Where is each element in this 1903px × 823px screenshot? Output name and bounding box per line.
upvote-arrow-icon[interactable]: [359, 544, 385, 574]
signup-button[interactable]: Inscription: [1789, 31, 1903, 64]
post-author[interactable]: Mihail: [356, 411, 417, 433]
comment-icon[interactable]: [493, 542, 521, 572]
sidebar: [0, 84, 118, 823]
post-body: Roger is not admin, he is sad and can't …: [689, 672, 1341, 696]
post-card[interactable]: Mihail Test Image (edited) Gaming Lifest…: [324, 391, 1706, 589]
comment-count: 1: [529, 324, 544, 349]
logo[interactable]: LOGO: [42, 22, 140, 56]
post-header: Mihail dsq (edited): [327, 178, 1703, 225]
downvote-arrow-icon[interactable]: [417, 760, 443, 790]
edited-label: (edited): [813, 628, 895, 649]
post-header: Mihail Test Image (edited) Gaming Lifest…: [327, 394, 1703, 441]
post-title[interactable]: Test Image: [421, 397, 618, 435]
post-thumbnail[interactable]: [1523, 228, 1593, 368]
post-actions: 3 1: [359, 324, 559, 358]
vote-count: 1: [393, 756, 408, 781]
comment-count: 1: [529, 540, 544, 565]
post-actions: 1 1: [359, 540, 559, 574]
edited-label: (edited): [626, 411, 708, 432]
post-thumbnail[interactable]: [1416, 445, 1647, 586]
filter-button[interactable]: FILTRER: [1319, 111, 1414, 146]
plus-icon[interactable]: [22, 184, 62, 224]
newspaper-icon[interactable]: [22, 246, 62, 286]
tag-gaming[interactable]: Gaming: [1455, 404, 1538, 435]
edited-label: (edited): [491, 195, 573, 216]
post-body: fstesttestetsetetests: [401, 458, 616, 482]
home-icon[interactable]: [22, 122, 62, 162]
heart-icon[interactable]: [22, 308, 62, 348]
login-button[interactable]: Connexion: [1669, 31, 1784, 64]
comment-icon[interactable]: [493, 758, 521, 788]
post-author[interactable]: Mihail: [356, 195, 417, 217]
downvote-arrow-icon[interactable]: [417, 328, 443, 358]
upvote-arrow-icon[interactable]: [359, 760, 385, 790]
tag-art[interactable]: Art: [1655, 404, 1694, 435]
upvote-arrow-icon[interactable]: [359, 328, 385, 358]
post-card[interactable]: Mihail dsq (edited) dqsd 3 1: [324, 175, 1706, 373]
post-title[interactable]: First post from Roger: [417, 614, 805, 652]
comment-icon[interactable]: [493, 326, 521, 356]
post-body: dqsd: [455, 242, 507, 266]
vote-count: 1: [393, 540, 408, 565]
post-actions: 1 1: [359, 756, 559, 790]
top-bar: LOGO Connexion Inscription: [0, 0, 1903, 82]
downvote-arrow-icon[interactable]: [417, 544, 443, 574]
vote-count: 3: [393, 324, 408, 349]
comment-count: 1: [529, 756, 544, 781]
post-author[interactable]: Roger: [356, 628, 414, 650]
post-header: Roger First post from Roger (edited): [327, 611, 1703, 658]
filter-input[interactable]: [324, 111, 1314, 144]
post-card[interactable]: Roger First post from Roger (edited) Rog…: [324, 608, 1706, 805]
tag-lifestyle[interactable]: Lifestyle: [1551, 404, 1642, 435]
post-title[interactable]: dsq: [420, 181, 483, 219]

※ ※ ※

== Task statement ==
Copy the records above line for line, with no changes.

== Completed task ==
Where is each element in this 1903px × 823px screenshot? Output name and bounding box per line.
upvote-arrow-icon[interactable]: [359, 544, 385, 574]
signup-button[interactable]: Inscription: [1789, 31, 1903, 64]
post-author[interactable]: Mihail: [356, 411, 417, 433]
comment-icon[interactable]: [493, 542, 521, 572]
sidebar: [0, 84, 118, 823]
post-body: Roger is not admin, he is sad and can't …: [689, 672, 1341, 696]
post-card[interactable]: Mihail Test Image (edited) Gaming Lifest…: [324, 391, 1706, 589]
comment-count: 1: [529, 324, 544, 349]
logo[interactable]: LOGO: [42, 22, 140, 56]
post-header: Mihail dsq (edited): [327, 178, 1703, 225]
downvote-arrow-icon[interactable]: [417, 760, 443, 790]
edited-label: (edited): [813, 628, 895, 649]
post-header: Mihail Test Image (edited) Gaming Lifest…: [327, 394, 1703, 441]
post-title[interactable]: Test Image: [421, 397, 618, 435]
post-thumbnail[interactable]: [1523, 228, 1593, 368]
post-actions: 3 1: [359, 324, 559, 358]
vote-count: 1: [393, 756, 408, 781]
comment-count: 1: [529, 540, 544, 565]
post-actions: 1 1: [359, 540, 559, 574]
edited-label: (edited): [626, 411, 708, 432]
post-thumbnail[interactable]: [1416, 445, 1647, 586]
filter-button[interactable]: FILTRER: [1319, 111, 1414, 146]
plus-icon[interactable]: [22, 184, 62, 224]
newspaper-icon[interactable]: [22, 246, 62, 286]
tag-gaming[interactable]: Gaming: [1455, 404, 1538, 435]
edited-label: (edited): [491, 195, 573, 216]
post-body: fstesttestetsetetests: [401, 458, 616, 482]
home-icon[interactable]: [22, 122, 62, 162]
heart-icon[interactable]: [22, 308, 62, 348]
login-button[interactable]: Connexion: [1669, 31, 1784, 64]
comment-icon[interactable]: [493, 758, 521, 788]
post-author[interactable]: Mihail: [356, 195, 417, 217]
downvote-arrow-icon[interactable]: [417, 328, 443, 358]
upvote-arrow-icon[interactable]: [359, 760, 385, 790]
tag-art[interactable]: Art: [1655, 404, 1694, 435]
upvote-arrow-icon[interactable]: [359, 328, 385, 358]
post-card[interactable]: Mihail dsq (edited) dqsd 3 1: [324, 175, 1706, 373]
post-title[interactable]: First post from Roger: [417, 614, 805, 652]
comment-icon[interactable]: [493, 326, 521, 356]
post-body: dqsd: [455, 242, 507, 266]
vote-count: 1: [393, 540, 408, 565]
post-actions: 1 1: [359, 756, 559, 790]
top-bar: LOGO Connexion Inscription: [0, 0, 1903, 82]
downvote-arrow-icon[interactable]: [417, 544, 443, 574]
vote-count: 3: [393, 324, 408, 349]
comment-count: 1: [529, 756, 544, 781]
post-author[interactable]: Roger: [356, 628, 414, 650]
post-header: Roger First post from Roger (edited): [327, 611, 1703, 658]
filter-input[interactable]: [324, 111, 1314, 144]
post-card[interactable]: Roger First post from Roger (edited) Rog…: [324, 608, 1706, 805]
tag-lifestyle[interactable]: Lifestyle: [1551, 404, 1642, 435]
post-title[interactable]: dsq: [420, 181, 483, 219]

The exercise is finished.